* **Short exercise**
Copy out each line exactly as it appears.

* **Records for this task**

------

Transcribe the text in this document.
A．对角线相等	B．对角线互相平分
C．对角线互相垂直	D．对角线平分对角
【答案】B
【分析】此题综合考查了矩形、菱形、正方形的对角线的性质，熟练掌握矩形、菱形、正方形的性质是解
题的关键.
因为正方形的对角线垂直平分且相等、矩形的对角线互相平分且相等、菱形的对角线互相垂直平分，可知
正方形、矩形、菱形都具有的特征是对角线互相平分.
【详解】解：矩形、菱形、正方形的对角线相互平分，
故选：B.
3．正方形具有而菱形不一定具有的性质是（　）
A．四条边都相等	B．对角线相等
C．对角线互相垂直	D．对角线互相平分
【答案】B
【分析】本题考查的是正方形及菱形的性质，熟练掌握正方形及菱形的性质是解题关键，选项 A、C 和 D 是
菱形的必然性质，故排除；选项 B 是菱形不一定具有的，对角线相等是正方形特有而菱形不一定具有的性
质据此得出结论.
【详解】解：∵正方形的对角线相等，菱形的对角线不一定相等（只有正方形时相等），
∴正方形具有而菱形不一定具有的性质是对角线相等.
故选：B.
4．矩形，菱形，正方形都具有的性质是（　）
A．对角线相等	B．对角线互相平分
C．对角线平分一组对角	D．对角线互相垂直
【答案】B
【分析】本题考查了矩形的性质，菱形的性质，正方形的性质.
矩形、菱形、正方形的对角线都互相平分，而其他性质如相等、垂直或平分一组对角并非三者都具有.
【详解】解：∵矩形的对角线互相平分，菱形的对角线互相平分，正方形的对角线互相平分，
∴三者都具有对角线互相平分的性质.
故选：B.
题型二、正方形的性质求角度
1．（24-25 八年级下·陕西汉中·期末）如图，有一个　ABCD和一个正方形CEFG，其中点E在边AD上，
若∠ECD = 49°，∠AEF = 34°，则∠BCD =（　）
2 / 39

------

* **Response**
Transcribe the text in this document.
A．对角线相等	B．对角线互相平分
C．对角线互相垂直	D．对角线平分对角
【答案】B
【分析】此题综合考查了矩形、菱形、正方形的对角线的性质，熟练掌握矩形、菱形、正方形的性质是解
题的关键.
因为正方形的对角线垂直平分且相等、矩形的对角线互相平分且相等、菱形的对角线互相垂直平分，可知
正方形、矩形、菱形都具有的特征是对角线互相平分.
【详解】解：矩形、菱形、正方形的对角线相互平分，
故选：B.
3．正方形具有而菱形不一定具有的性质是（　）
A．四条边都相等	B．对角线相等
C．对角线互相垂直	D．对角线互相平分
【答案】B
【分析】本题考查的是正方形及菱形的性质，熟练掌握正方形及菱形的性质是解题关键，选项 A、C 和 D 是
菱形的必然性质，故排除；选项 B 是菱形不一定具有的，对角线相等是正方形特有而菱形不一定具有的性
质据此得出结论.
【详解】解：∵正方形的对角线相等，菱形的对角线不一定相等（只有正方形时相等），
∴正方形具有而菱形不一定具有的性质是对角线相等.
故选：B.
4．矩形，菱形，正方形都具有的性质是（　）
A．对角线相等	B．对角线互相平分
C．对角线平分一组对角	D．对角线互相垂直
【答案】B
【分析】本题考查了矩形的性质，菱形的性质，正方形的性质.
矩形、菱形、正方形的对角线都互相平分，而其他性质如相等、垂直或平分一组对角并非三者都具有.
【详解】解：∵矩形的对角线互相平分，菱形的对角线互相平分，正方形的对角线互相平分，
∴三者都具有对角线互相平分的性质.
故选：B.
题型二、正方形的性质求角度
1．（24-25 八年级下·陕西汉中·期末）如图，有一个　ABCD和一个正方形CEFG，其中点E在边AD上，
若∠ECD = 49°，∠AEF = 34°，则∠BCD =（　）
2 / 39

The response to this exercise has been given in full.